BEGIN Records supplied

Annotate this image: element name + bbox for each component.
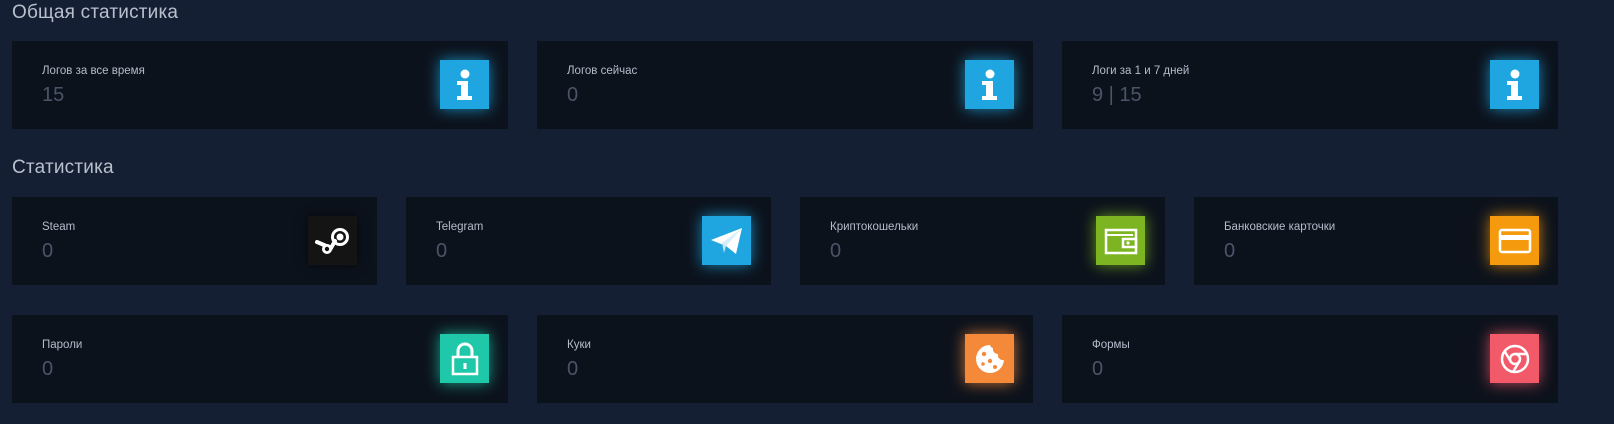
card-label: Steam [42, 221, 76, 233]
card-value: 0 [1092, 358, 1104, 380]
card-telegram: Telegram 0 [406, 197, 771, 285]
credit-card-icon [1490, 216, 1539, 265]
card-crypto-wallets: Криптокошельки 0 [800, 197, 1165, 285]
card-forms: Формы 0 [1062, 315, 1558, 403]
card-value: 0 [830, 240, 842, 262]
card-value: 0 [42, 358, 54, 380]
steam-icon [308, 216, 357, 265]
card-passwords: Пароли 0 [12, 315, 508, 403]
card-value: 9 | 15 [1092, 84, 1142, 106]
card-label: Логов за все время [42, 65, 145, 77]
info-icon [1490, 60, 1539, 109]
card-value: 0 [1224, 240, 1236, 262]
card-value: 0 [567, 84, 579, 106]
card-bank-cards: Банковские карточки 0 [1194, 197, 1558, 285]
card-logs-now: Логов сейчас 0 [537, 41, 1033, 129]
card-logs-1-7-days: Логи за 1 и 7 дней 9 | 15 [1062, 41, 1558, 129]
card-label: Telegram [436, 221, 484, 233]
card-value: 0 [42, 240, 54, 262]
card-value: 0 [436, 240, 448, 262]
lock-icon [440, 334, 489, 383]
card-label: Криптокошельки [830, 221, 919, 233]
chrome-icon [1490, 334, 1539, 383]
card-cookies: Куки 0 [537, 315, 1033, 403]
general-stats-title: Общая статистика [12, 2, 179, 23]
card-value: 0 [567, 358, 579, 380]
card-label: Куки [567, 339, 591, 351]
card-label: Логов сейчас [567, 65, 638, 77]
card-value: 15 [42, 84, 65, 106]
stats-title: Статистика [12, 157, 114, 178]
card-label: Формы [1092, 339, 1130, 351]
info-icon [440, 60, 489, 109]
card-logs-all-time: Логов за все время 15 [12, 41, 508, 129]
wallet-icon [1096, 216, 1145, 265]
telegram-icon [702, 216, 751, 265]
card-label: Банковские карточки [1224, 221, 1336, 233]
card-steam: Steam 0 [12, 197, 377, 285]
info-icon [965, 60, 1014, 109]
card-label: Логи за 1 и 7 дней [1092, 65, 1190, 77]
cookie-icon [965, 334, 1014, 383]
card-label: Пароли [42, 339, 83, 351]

END Records supplied

## What is being asked
Copy out the rows word for word, starting at the one that contains "card-label: Steam [42, 221, 76, 233]" and ending at the last row, with both ends included.

## Exercise output
card-label: Steam [42, 221, 76, 233]
card-value: 0 [1092, 358, 1104, 380]
card-telegram: Telegram 0 [406, 197, 771, 285]
credit-card-icon [1490, 216, 1539, 265]
card-crypto-wallets: Криптокошельки 0 [800, 197, 1165, 285]
card-forms: Формы 0 [1062, 315, 1558, 403]
card-value: 0 [830, 240, 842, 262]
card-value: 0 [42, 358, 54, 380]
steam-icon [308, 216, 357, 265]
card-passwords: Пароли 0 [12, 315, 508, 403]
card-value: 9 | 15 [1092, 84, 1142, 106]
card-label: Логов за все время [42, 65, 145, 77]
info-icon [1490, 60, 1539, 109]
card-value: 0 [1224, 240, 1236, 262]
card-value: 0 [567, 84, 579, 106]
card-bank-cards: Банковские карточки 0 [1194, 197, 1558, 285]
card-logs-now: Логов сейчас 0 [537, 41, 1033, 129]
card-logs-1-7-days: Логи за 1 и 7 дней 9 | 15 [1062, 41, 1558, 129]
card-label: Telegram [436, 221, 484, 233]
card-value: 0 [42, 240, 54, 262]
card-value: 0 [436, 240, 448, 262]
lock-icon [440, 334, 489, 383]
card-label: Криптокошельки [830, 221, 919, 233]
chrome-icon [1490, 334, 1539, 383]
card-cookies: Куки 0 [537, 315, 1033, 403]
general-stats-title: Общая статистика [12, 2, 179, 23]
card-value: 0 [567, 358, 579, 380]
card-label: Куки [567, 339, 591, 351]
card-label: Логов сейчас [567, 65, 638, 77]
card-value: 15 [42, 84, 65, 106]
stats-title: Статистика [12, 157, 114, 178]
card-label: Формы [1092, 339, 1130, 351]
info-icon [440, 60, 489, 109]
card-logs-all-time: Логов за все время 15 [12, 41, 508, 129]
wallet-icon [1096, 216, 1145, 265]
telegram-icon [702, 216, 751, 265]
card-label: Банковские карточки [1224, 221, 1336, 233]
card-steam: Steam 0 [12, 197, 377, 285]
info-icon [965, 60, 1014, 109]
card-label: Логи за 1 и 7 дней [1092, 65, 1190, 77]
cookie-icon [965, 334, 1014, 383]
card-label: Пароли [42, 339, 83, 351]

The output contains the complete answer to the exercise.